GIVEN INSTRUCTION:
Write out the full set of records exactly. Any pictures in them do not belong in the copy.

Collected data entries
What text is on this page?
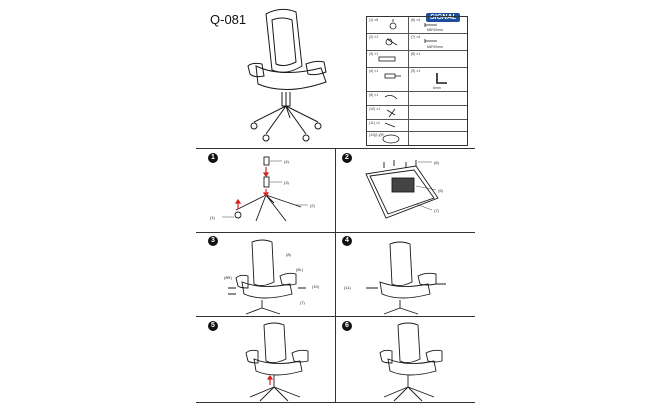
Q-081	SIGNAL
(1) ×5	(6) ×4
M8*20mm
(2) ×1	(7) ×4
M8*20mm
(3) ×1	(8) ×1
(4) ×1	(9) ×1
6mm
(5) ×1
(10) ×1
(11) ×1
(12)(L)(R)
1
(4)
(3)
(2)
(1)
2
(6)
(5)
(7)
3
(8)
(8L)
(8R)
(10)
(7)
4
(11)
5	6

RESPONSE TO THIS EXERCISE:
What text is on this page?
Q-081	SIGNAL
(1) ×5	(6) ×4
M8*20mm
(2) ×1	(7) ×4
M8*20mm
(3) ×1	(8) ×1
(4) ×1	(9) ×1
6mm
(5) ×1
(10) ×1
(11) ×1
(12)(L)(R)
1
(4)
(3)
(2)
(1)
2
(6)
(5)
(7)
3
(8)
(8L)
(8R)
(10)
(7)
4
(11)
5	6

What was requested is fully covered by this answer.